## ITEMS
====

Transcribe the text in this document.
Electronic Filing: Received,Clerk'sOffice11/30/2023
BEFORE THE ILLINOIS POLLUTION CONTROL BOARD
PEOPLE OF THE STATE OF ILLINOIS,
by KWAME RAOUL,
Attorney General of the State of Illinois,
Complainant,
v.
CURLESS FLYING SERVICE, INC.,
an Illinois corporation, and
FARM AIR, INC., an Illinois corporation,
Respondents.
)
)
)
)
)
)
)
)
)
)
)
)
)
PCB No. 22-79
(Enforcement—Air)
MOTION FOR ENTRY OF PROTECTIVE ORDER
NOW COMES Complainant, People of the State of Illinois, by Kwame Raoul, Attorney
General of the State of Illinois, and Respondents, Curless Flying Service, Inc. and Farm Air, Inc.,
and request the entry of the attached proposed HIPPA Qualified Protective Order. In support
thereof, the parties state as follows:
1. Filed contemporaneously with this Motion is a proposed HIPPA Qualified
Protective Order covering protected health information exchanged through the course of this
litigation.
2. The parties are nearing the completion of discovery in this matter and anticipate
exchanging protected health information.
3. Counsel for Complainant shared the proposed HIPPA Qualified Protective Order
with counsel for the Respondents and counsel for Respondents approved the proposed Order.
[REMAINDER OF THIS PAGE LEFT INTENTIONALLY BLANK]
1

====

Set down the listing above in full, please, exactly as it appears.

Transcribe the text in this document.
Electronic Filing: Received,Clerk'sOffice11/30/2023
BEFORE THE ILLINOIS POLLUTION CONTROL BOARD
PEOPLE OF THE STATE OF ILLINOIS,
by KWAME RAOUL,
Attorney General of the State of Illinois,
Complainant,
v.
CURLESS FLYING SERVICE, INC.,
an Illinois corporation, and
FARM AIR, INC., an Illinois corporation,
Respondents.
)
)
)
)
)
)
)
)
)
)
)
)
)
PCB No. 22-79
(Enforcement—Air)
MOTION FOR ENTRY OF PROTECTIVE ORDER
NOW COMES Complainant, People of the State of Illinois, by Kwame Raoul, Attorney
General of the State of Illinois, and Respondents, Curless Flying Service, Inc. and Farm Air, Inc.,
and request the entry of the attached proposed HIPPA Qualified Protective Order. In support
thereof, the parties state as follows:
1. Filed contemporaneously with this Motion is a proposed HIPPA Qualified
Protective Order covering protected health information exchanged through the course of this
litigation.
2. The parties are nearing the completion of discovery in this matter and anticipate
exchanging protected health information.
3. Counsel for Complainant shared the proposed HIPPA Qualified Protective Order
with counsel for the Respondents and counsel for Respondents approved the proposed Order.
[REMAINDER OF THIS PAGE LEFT INTENTIONALLY BLANK]
1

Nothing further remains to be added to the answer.